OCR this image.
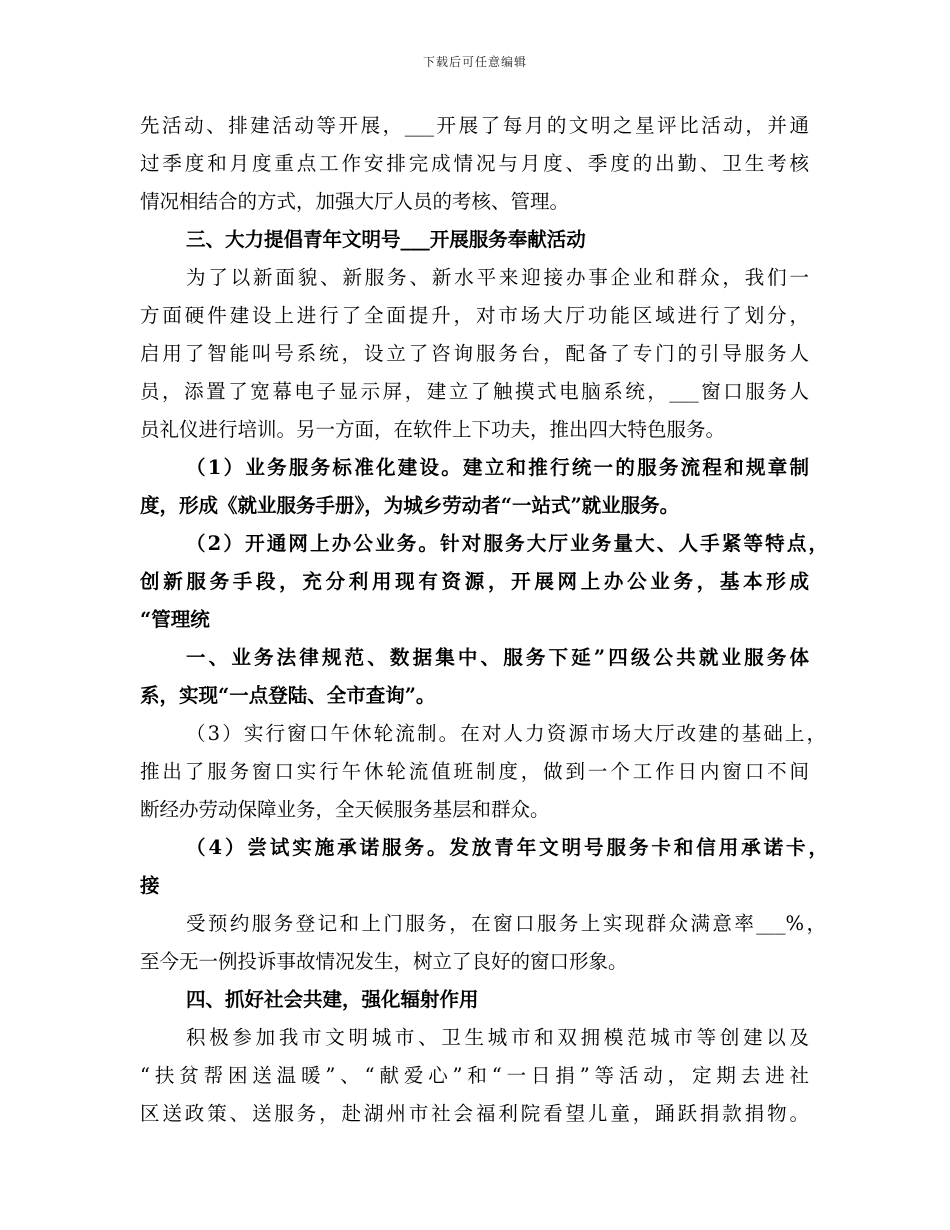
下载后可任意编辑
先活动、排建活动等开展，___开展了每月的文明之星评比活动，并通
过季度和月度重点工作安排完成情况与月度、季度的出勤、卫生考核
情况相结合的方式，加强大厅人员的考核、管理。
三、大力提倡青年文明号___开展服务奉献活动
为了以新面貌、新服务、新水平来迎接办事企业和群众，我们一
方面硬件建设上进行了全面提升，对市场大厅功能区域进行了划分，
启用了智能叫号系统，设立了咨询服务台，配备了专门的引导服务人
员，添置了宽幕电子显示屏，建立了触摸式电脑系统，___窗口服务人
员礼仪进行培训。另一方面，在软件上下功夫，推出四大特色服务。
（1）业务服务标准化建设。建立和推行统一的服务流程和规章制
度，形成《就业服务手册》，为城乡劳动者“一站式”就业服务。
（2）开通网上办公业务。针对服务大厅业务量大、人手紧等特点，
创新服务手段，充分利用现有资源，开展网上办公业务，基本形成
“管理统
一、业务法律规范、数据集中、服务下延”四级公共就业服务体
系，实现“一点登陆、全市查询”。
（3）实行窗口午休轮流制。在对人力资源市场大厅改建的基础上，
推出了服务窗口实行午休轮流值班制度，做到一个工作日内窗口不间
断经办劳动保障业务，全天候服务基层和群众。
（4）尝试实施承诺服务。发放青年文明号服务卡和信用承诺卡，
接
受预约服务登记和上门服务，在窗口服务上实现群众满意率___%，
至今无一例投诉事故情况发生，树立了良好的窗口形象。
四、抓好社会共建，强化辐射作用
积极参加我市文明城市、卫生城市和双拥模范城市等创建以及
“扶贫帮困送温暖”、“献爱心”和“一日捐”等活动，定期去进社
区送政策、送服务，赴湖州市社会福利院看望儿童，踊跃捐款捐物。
*****
**PROBLEM DESCRIPTION:**
Quote the data above in full, leaving out the pictures it holds.

**TASK RESPONSE:**
OCR this image.
下载后可任意编辑
先活动、排建活动等开展，___开展了每月的文明之星评比活动，并通
过季度和月度重点工作安排完成情况与月度、季度的出勤、卫生考核
情况相结合的方式，加强大厅人员的考核、管理。
三、大力提倡青年文明号___开展服务奉献活动
为了以新面貌、新服务、新水平来迎接办事企业和群众，我们一
方面硬件建设上进行了全面提升，对市场大厅功能区域进行了划分，
启用了智能叫号系统，设立了咨询服务台，配备了专门的引导服务人
员，添置了宽幕电子显示屏，建立了触摸式电脑系统，___窗口服务人
员礼仪进行培训。另一方面，在软件上下功夫，推出四大特色服务。
（1）业务服务标准化建设。建立和推行统一的服务流程和规章制
度，形成《就业服务手册》，为城乡劳动者“一站式”就业服务。
（2）开通网上办公业务。针对服务大厅业务量大、人手紧等特点，
创新服务手段，充分利用现有资源，开展网上办公业务，基本形成
“管理统
一、业务法律规范、数据集中、服务下延”四级公共就业服务体
系，实现“一点登陆、全市查询”。
（3）实行窗口午休轮流制。在对人力资源市场大厅改建的基础上，
推出了服务窗口实行午休轮流值班制度，做到一个工作日内窗口不间
断经办劳动保障业务，全天候服务基层和群众。
（4）尝试实施承诺服务。发放青年文明号服务卡和信用承诺卡，
接
受预约服务登记和上门服务，在窗口服务上实现群众满意率___%，
至今无一例投诉事故情况发生，树立了良好的窗口形象。
四、抓好社会共建，强化辐射作用
积极参加我市文明城市、卫生城市和双拥模范城市等创建以及
“扶贫帮困送温暖”、“献爱心”和“一日捐”等活动，定期去进社
区送政策、送服务，赴湖州市社会福利院看望儿童，踊跃捐款捐物。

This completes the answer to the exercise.